---------- MATERIAL SHOWN
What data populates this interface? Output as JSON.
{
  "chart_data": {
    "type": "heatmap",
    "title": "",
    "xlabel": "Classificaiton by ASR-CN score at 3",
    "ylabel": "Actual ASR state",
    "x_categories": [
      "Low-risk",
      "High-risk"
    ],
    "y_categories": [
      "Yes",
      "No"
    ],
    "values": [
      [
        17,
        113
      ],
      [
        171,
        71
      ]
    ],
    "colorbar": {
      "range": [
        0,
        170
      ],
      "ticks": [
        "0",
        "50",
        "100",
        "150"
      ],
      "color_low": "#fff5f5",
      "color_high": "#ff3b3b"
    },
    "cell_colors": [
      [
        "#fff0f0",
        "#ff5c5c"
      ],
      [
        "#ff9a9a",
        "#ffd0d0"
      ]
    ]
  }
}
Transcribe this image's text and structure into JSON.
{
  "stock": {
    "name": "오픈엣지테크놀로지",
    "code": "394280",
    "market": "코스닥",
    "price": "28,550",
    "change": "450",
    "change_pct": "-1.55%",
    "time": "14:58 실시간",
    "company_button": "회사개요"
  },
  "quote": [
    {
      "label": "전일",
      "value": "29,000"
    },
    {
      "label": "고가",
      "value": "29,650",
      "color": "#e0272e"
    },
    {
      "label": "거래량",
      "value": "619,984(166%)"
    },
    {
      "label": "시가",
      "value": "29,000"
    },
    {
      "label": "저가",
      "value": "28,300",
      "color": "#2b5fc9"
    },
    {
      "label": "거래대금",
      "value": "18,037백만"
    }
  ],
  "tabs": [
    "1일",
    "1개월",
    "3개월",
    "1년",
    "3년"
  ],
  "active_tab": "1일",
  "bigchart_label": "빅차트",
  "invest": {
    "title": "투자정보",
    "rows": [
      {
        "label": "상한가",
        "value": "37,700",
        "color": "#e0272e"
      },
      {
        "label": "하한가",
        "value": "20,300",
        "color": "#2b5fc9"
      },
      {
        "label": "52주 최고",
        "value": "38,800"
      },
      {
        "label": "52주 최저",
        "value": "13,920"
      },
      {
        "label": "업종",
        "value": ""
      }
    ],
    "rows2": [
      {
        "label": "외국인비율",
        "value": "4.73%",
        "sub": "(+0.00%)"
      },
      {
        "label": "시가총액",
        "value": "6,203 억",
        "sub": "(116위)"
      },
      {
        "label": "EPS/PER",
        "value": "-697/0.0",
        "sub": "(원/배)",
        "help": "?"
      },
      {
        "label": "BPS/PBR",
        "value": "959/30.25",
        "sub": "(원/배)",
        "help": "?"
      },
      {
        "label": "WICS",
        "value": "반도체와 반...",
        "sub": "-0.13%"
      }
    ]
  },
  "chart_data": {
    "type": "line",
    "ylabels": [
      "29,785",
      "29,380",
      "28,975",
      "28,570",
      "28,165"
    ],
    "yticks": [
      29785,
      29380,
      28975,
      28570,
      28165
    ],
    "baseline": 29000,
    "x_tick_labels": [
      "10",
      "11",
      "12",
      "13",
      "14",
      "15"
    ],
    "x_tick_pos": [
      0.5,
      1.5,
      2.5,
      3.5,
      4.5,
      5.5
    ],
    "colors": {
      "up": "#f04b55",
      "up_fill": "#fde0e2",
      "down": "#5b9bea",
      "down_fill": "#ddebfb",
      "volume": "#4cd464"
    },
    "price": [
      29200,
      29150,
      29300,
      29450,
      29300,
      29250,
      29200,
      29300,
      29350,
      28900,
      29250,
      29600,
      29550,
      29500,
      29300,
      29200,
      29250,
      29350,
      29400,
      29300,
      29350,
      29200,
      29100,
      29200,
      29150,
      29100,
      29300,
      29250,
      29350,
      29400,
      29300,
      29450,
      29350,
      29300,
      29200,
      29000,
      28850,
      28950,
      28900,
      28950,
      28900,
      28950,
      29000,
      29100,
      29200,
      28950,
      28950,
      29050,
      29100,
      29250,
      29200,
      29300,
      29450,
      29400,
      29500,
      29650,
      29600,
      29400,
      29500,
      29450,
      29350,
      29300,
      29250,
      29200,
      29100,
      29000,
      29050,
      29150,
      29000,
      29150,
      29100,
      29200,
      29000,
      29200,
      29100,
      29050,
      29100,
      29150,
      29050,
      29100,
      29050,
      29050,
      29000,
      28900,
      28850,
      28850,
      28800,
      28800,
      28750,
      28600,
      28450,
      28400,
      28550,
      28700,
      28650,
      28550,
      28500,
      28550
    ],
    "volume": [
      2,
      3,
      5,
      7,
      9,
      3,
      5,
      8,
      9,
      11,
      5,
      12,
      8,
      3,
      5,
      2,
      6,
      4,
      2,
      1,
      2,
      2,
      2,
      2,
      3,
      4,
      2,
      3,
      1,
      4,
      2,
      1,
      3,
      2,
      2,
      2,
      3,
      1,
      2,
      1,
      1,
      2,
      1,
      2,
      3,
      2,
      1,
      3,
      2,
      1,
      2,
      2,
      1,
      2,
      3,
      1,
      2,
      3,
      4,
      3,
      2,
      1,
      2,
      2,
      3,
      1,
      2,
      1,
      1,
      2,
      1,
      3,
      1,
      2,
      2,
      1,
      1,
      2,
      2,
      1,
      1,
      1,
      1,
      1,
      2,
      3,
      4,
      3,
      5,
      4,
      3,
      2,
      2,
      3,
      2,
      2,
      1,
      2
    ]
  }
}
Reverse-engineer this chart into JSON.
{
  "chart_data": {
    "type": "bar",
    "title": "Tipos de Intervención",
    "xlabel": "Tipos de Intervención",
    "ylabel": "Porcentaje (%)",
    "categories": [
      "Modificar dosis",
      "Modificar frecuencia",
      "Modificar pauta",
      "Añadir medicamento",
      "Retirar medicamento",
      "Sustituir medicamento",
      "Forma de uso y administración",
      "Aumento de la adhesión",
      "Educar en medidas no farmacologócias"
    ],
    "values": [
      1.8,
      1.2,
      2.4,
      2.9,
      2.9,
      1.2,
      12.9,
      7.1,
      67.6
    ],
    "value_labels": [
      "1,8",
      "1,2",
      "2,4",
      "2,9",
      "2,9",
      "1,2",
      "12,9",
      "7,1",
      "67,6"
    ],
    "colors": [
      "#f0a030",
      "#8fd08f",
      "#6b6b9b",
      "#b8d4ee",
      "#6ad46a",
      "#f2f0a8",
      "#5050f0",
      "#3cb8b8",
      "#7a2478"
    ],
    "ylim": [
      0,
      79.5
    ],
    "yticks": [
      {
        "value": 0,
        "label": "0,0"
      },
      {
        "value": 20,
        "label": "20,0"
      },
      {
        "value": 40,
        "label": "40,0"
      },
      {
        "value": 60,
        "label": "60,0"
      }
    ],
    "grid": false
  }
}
--------------------
• INSTRUCTIONS TO FOLLOW:
Without omitting anything, output the entries exactly.

• EXERCISE ANSWER:
What data populates this interface? Output as JSON.
{
  "chart_data": {
    "type": "heatmap",
    "title": "",
    "xlabel": "Classificaiton by ASR-CN score at 3",
    "ylabel": "Actual ASR state",
    "x_categories": [
      "Low-risk",
      "High-risk"
    ],
    "y_categories": [
      "Yes",
      "No"
    ],
    "values": [
      [
        17,
        113
      ],
      [
        171,
        71
      ]
    ],
    "colorbar": {
      "range": [
        0,
        170
      ],
      "ticks": [
        "0",
        "50",
        "100",
        "150"
      ],
      "color_low": "#fff5f5",
      "color_high": "#ff3b3b"
    },
    "cell_colors": [
      [
        "#fff0f0",
        "#ff5c5c"
      ],
      [
        "#ff9a9a",
        "#ffd0d0"
      ]
    ]
  }
}
Transcribe this image's text and structure into JSON.
{
  "stock": {
    "name": "오픈엣지테크놀로지",
    "code": "394280",
    "market": "코스닥",
    "price": "28,550",
    "change": "450",
    "change_pct": "-1.55%",
    "time": "14:58 실시간",
    "company_button": "회사개요"
  },
  "quote": [
    {
      "label": "전일",
      "value": "29,000"
    },
    {
      "label": "고가",
      "value": "29,650",
      "color": "#e0272e"
    },
    {
      "label": "거래량",
      "value": "619,984(166%)"
    },
    {
      "label": "시가",
      "value": "29,000"
    },
    {
      "label": "저가",
      "value": "28,300",
      "color": "#2b5fc9"
    },
    {
      "label": "거래대금",
      "value": "18,037백만"
    }
  ],
  "tabs": [
    "1일",
    "1개월",
    "3개월",
    "1년",
    "3년"
  ],
  "active_tab": "1일",
  "bigchart_label": "빅차트",
  "invest": {
    "title": "투자정보",
    "rows": [
      {
        "label": "상한가",
        "value": "37,700",
        "color": "#e0272e"
      },
      {
        "label": "하한가",
        "value": "20,300",
        "color": "#2b5fc9"
      },
      {
        "label": "52주 최고",
        "value": "38,800"
      },
      {
        "label": "52주 최저",
        "value": "13,920"
      },
      {
        "label": "업종",
        "value": ""
      }
    ],
    "rows2": [
      {
        "label": "외국인비율",
        "value": "4.73%",
        "sub": "(+0.00%)"
      },
      {
        "label": "시가총액",
        "value": "6,203 억",
        "sub": "(116위)"
      },
      {
        "label": "EPS/PER",
        "value": "-697/0.0",
        "sub": "(원/배)",
        "help": "?"
      },
      {
        "label": "BPS/PBR",
        "value": "959/30.25",
        "sub": "(원/배)",
        "help": "?"
      },
      {
        "label": "WICS",
        "value": "반도체와 반...",
        "sub": "-0.13%"
      }
    ]
  },
  "chart_data": {
    "type": "line",
    "ylabels": [
      "29,785",
      "29,380",
      "28,975",
      "28,570",
      "28,165"
    ],
    "yticks": [
      29785,
      29380,
      28975,
      28570,
      28165
    ],
    "baseline": 29000,
    "x_tick_labels": [
      "10",
      "11",
      "12",
      "13",
      "14",
      "15"
    ],
    "x_tick_pos": [
      0.5,
      1.5,
      2.5,
      3.5,
      4.5,
      5.5
    ],
    "colors": {
      "up": "#f04b55",
      "up_fill": "#fde0e2",
      "down": "#5b9bea",
      "down_fill": "#ddebfb",
      "volume": "#4cd464"
    },
    "price": [
      29200,
      29150,
      29300,
      29450,
      29300,
      29250,
      29200,
      29300,
      29350,
      28900,
      29250,
      29600,
      29550,
      29500,
      29300,
      29200,
      29250,
      29350,
      29400,
      29300,
      29350,
      29200,
      29100,
      29200,
      29150,
      29100,
      29300,
      29250,
      29350,
      29400,
      29300,
      29450,
      29350,
      29300,
      29200,
      29000,
      28850,
      28950,
      28900,
      28950,
      28900,
      28950,
      29000,
      29100,
      29200,
      28950,
      28950,
      29050,
      29100,
      29250,
      29200,
      29300,
      29450,
      29400,
      29500,
      29650,
      29600,
      29400,
      29500,
      29450,
      29350,
      29300,
      29250,
      29200,
      29100,
      29000,
      29050,
      29150,
      29000,
      29150,
      29100,
      29200,
      29000,
      29200,
      29100,
      29050,
      29100,
      29150,
      29050,
      29100,
      29050,
      29050,
      29000,
      28900,
      28850,
      28850,
      28800,
      28800,
      28750,
      28600,
      28450,
      28400,
      28550,
      28700,
      28650,
      28550,
      28500,
      28550
    ],
    "volume": [
      2,
      3,
      5,
      7,
      9,
      3,
      5,
      8,
      9,
      11,
      5,
      12,
      8,
      3,
      5,
      2,
      6,
      4,
      2,
      1,
      2,
      2,
      2,
      2,
      3,
      4,
      2,
      3,
      1,
      4,
      2,
      1,
      3,
      2,
      2,
      2,
      3,
      1,
      2,
      1,
      1,
      2,
      1,
      2,
      3,
      2,
      1,
      3,
      2,
      1,
      2,
      2,
      1,
      2,
      3,
      1,
      2,
      3,
      4,
      3,
      2,
      1,
      2,
      2,
      3,
      1,
      2,
      1,
      1,
      2,
      1,
      3,
      1,
      2,
      2,
      1,
      1,
      2,
      2,
      1,
      1,
      1,
      1,
      1,
      2,
      3,
      4,
      3,
      5,
      4,
      3,
      2,
      2,
      3,
      2,
      2,
      1,
      2
    ]
  }
}
Reverse-engineer this chart into JSON.
{
  "chart_data": {
    "type": "bar",
    "title": "Tipos de Intervención",
    "xlabel": "Tipos de Intervención",
    "ylabel": "Porcentaje (%)",
    "categories": [
      "Modificar dosis",
      "Modificar frecuencia",
      "Modificar pauta",
      "Añadir medicamento",
      "Retirar medicamento",
      "Sustituir medicamento",
      "Forma de uso y administración",
      "Aumento de la adhesión",
      "Educar en medidas no farmacologócias"
    ],
    "values": [
      1.8,
      1.2,
      2.4,
      2.9,
      2.9,
      1.2,
      12.9,
      7.1,
      67.6
    ],
    "value_labels": [
      "1,8",
      "1,2",
      "2,4",
      "2,9",
      "2,9",
      "1,2",
      "12,9",
      "7,1",
      "67,6"
    ],
    "colors": [
      "#f0a030",
      "#8fd08f",
      "#6b6b9b",
      "#b8d4ee",
      "#6ad46a",
      "#f2f0a8",
      "#5050f0",
      "#3cb8b8",
      "#7a2478"
    ],
    "ylim": [
      0,
      79.5
    ],
    "yticks": [
      {
        "value": 0,
        "label": "0,0"
      },
      {
        "value": 20,
        "label": "20,0"
      },
      {
        "value": 40,
        "label": "40,0"
      },
      {
        "value": 60,
        "label": "60,0"
      }
    ],
    "grid": false
  }
}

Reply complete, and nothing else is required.